DESCRIPTION OF THE TASK:
Present the following entries again, word for word and in full.

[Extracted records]

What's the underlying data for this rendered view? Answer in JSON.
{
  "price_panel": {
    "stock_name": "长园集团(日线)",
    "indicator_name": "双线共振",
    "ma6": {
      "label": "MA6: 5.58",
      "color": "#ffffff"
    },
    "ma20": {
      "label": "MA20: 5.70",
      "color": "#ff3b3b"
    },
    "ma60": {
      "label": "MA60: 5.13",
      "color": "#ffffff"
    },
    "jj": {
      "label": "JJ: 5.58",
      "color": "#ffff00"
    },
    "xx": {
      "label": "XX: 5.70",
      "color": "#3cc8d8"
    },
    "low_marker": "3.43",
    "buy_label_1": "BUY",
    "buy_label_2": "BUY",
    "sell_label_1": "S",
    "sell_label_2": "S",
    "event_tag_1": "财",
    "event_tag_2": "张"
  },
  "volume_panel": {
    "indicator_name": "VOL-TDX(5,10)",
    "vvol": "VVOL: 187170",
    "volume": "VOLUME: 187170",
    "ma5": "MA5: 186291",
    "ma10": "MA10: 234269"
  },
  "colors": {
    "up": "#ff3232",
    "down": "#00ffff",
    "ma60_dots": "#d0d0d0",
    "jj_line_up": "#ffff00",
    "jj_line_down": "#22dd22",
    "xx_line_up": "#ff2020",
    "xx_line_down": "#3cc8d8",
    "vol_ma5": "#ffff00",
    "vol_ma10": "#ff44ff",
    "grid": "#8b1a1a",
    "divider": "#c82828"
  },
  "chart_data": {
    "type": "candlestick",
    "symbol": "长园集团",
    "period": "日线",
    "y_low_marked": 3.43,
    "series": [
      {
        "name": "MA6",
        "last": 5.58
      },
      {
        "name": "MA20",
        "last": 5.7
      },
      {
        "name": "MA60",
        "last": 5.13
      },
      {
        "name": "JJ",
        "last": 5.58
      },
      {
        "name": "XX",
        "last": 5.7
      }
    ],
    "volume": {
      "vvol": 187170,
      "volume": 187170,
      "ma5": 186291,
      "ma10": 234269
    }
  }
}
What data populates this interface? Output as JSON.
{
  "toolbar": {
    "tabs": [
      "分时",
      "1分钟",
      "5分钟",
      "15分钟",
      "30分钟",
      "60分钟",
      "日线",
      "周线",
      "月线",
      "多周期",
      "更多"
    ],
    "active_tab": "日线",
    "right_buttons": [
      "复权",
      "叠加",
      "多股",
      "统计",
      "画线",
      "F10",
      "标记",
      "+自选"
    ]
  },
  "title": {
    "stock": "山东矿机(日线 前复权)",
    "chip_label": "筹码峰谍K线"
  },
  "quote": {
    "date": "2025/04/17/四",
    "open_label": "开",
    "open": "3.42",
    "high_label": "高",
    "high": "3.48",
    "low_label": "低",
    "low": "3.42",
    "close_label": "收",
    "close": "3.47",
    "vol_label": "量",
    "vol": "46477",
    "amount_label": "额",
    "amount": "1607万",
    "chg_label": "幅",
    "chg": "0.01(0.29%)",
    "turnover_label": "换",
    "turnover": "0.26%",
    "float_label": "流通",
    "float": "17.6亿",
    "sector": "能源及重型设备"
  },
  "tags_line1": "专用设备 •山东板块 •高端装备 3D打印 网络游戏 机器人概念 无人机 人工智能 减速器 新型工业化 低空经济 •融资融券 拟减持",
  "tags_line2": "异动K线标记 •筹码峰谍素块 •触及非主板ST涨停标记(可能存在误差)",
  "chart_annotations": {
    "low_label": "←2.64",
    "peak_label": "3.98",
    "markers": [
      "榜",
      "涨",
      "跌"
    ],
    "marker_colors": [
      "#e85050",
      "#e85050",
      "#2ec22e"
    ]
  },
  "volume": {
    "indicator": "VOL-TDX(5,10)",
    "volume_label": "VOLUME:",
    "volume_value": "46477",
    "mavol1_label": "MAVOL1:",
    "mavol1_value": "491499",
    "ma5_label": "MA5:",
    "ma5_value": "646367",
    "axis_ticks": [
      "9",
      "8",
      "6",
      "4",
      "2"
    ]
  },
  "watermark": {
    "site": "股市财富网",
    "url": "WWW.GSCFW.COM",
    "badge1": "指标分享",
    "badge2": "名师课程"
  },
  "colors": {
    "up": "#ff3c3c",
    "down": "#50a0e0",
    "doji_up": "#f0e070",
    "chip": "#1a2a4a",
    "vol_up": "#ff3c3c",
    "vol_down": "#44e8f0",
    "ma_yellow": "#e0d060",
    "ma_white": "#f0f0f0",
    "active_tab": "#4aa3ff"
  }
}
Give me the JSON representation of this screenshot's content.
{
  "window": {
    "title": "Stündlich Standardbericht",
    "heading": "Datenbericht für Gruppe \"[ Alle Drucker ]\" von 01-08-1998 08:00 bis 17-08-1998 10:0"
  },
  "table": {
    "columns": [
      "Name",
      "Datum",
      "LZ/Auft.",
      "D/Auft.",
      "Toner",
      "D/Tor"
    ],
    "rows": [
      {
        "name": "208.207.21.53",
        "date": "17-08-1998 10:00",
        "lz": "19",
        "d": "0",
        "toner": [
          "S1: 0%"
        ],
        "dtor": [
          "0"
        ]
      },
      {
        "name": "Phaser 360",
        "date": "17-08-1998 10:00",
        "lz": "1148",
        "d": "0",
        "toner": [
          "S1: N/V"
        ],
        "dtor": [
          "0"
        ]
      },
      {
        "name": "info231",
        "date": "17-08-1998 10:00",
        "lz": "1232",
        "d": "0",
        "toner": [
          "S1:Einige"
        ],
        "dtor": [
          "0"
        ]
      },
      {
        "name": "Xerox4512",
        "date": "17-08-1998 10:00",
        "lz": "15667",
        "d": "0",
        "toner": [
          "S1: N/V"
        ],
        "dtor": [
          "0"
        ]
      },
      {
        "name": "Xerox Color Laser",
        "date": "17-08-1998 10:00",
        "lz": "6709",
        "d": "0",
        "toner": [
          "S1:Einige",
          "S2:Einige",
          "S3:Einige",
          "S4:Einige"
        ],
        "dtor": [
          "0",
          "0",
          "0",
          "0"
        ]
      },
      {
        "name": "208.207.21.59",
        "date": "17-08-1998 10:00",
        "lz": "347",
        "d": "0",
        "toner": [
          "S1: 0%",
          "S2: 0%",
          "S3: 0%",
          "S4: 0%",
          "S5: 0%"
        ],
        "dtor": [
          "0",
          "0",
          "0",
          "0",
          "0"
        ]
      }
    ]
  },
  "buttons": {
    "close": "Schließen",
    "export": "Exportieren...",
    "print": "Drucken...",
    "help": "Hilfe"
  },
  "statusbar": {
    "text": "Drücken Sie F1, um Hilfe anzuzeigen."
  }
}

THE COMPLETED TASK:
What's the underlying data for this rendered view? Answer in JSON.
{
  "price_panel": {
    "stock_name": "长园集团(日线)",
    "indicator_name": "双线共振",
    "ma6": {
      "label": "MA6: 5.58",
      "color": "#ffffff"
    },
    "ma20": {
      "label": "MA20: 5.70",
      "color": "#ff3b3b"
    },
    "ma60": {
      "label": "MA60: 5.13",
      "color": "#ffffff"
    },
    "jj": {
      "label": "JJ: 5.58",
      "color": "#ffff00"
    },
    "xx": {
      "label": "XX: 5.70",
      "color": "#3cc8d8"
    },
    "low_marker": "3.43",
    "buy_label_1": "BUY",
    "buy_label_2": "BUY",
    "sell_label_1": "S",
    "sell_label_2": "S",
    "event_tag_1": "财",
    "event_tag_2": "张"
  },
  "volume_panel": {
    "indicator_name": "VOL-TDX(5,10)",
    "vvol": "VVOL: 187170",
    "volume": "VOLUME: 187170",
    "ma5": "MA5: 186291",
    "ma10": "MA10: 234269"
  },
  "colors": {
    "up": "#ff3232",
    "down": "#00ffff",
    "ma60_dots": "#d0d0d0",
    "jj_line_up": "#ffff00",
    "jj_line_down": "#22dd22",
    "xx_line_up": "#ff2020",
    "xx_line_down": "#3cc8d8",
    "vol_ma5": "#ffff00",
    "vol_ma10": "#ff44ff",
    "grid": "#8b1a1a",
    "divider": "#c82828"
  },
  "chart_data": {
    "type": "candlestick",
    "symbol": "长园集团",
    "period": "日线",
    "y_low_marked": 3.43,
    "series": [
      {
        "name": "MA6",
        "last": 5.58
      },
      {
        "name": "MA20",
        "last": 5.7
      },
      {
        "name": "MA60",
        "last": 5.13
      },
      {
        "name": "JJ",
        "last": 5.58
      },
      {
        "name": "XX",
        "last": 5.7
      }
    ],
    "volume": {
      "vvol": 187170,
      "volume": 187170,
      "ma5": 186291,
      "ma10": 234269
    }
  }
}
What data populates this interface? Output as JSON.
{
  "toolbar": {
    "tabs": [
      "分时",
      "1分钟",
      "5分钟",
      "15分钟",
      "30分钟",
      "60分钟",
      "日线",
      "周线",
      "月线",
      "多周期",
      "更多"
    ],
    "active_tab": "日线",
    "right_buttons": [
      "复权",
      "叠加",
      "多股",
      "统计",
      "画线",
      "F10",
      "标记",
      "+自选"
    ]
  },
  "title": {
    "stock": "山东矿机(日线 前复权)",
    "chip_label": "筹码峰谍K线"
  },
  "quote": {
    "date": "2025/04/17/四",
    "open_label": "开",
    "open": "3.42",
    "high_label": "高",
    "high": "3.48",
    "low_label": "低",
    "low": "3.42",
    "close_label": "收",
    "close": "3.47",
    "vol_label": "量",
    "vol": "46477",
    "amount_label": "额",
    "amount": "1607万",
    "chg_label": "幅",
    "chg": "0.01(0.29%)",
    "turnover_label": "换",
    "turnover": "0.26%",
    "float_label": "流通",
    "float": "17.6亿",
    "sector": "能源及重型设备"
  },
  "tags_line1": "专用设备 •山东板块 •高端装备 3D打印 网络游戏 机器人概念 无人机 人工智能 减速器 新型工业化 低空经济 •融资融券 拟减持",
  "tags_line2": "异动K线标记 •筹码峰谍素块 •触及非主板ST涨停标记(可能存在误差)",
  "chart_annotations": {
    "low_label": "←2.64",
    "peak_label": "3.98",
    "markers": [
      "榜",
      "涨",
      "跌"
    ],
    "marker_colors": [
      "#e85050",
      "#e85050",
      "#2ec22e"
    ]
  },
  "volume": {
    "indicator": "VOL-TDX(5,10)",
    "volume_label": "VOLUME:",
    "volume_value": "46477",
    "mavol1_label": "MAVOL1:",
    "mavol1_value": "491499",
    "ma5_label": "MA5:",
    "ma5_value": "646367",
    "axis_ticks": [
      "9",
      "8",
      "6",
      "4",
      "2"
    ]
  },
  "watermark": {
    "site": "股市财富网",
    "url": "WWW.GSCFW.COM",
    "badge1": "指标分享",
    "badge2": "名师课程"
  },
  "colors": {
    "up": "#ff3c3c",
    "down": "#50a0e0",
    "doji_up": "#f0e070",
    "chip": "#1a2a4a",
    "vol_up": "#ff3c3c",
    "vol_down": "#44e8f0",
    "ma_yellow": "#e0d060",
    "ma_white": "#f0f0f0",
    "active_tab": "#4aa3ff"
  }
}
Give me the JSON representation of this screenshot's content.
{
  "window": {
    "title": "Stündlich Standardbericht",
    "heading": "Datenbericht für Gruppe \"[ Alle Drucker ]\" von 01-08-1998 08:00 bis 17-08-1998 10:0"
  },
  "table": {
    "columns": [
      "Name",
      "Datum",
      "LZ/Auft.",
      "D/Auft.",
      "Toner",
      "D/Tor"
    ],
    "rows": [
      {
        "name": "208.207.21.53",
        "date": "17-08-1998 10:00",
        "lz": "19",
        "d": "0",
        "toner": [
          "S1: 0%"
        ],
        "dtor": [
          "0"
        ]
      },
      {
        "name": "Phaser 360",
        "date": "17-08-1998 10:00",
        "lz": "1148",
        "d": "0",
        "toner": [
          "S1: N/V"
        ],
        "dtor": [
          "0"
        ]
      },
      {
        "name": "info231",
        "date": "17-08-1998 10:00",
        "lz": "1232",
        "d": "0",
        "toner": [
          "S1:Einige"
        ],
        "dtor": [
          "0"
        ]
      },
      {
        "name": "Xerox4512",
        "date": "17-08-1998 10:00",
        "lz": "15667",
        "d": "0",
        "toner": [
          "S1: N/V"
        ],
        "dtor": [
          "0"
        ]
      },
      {
        "name": "Xerox Color Laser",
        "date": "17-08-1998 10:00",
        "lz": "6709",
        "d": "0",
        "toner": [
          "S1:Einige",
          "S2:Einige",
          "S3:Einige",
          "S4:Einige"
        ],
        "dtor": [
          "0",
          "0",
          "0",
          "0"
        ]
      },
      {
        "name": "208.207.21.59",
        "date": "17-08-1998 10:00",
        "lz": "347",
        "d": "0",
        "toner": [
          "S1: 0%",
          "S2: 0%",
          "S3: 0%",
          "S4: 0%",
          "S5: 0%"
        ],
        "dtor": [
          "0",
          "0",
          "0",
          "0",
          "0"
        ]
      }
    ]
  },
  "buttons": {
    "close": "Schließen",
    "export": "Exportieren...",
    "print": "Drucken...",
    "help": "Hilfe"
  },
  "statusbar": {
    "text": "Drücken Sie F1, um Hilfe anzuzeigen."
  }
}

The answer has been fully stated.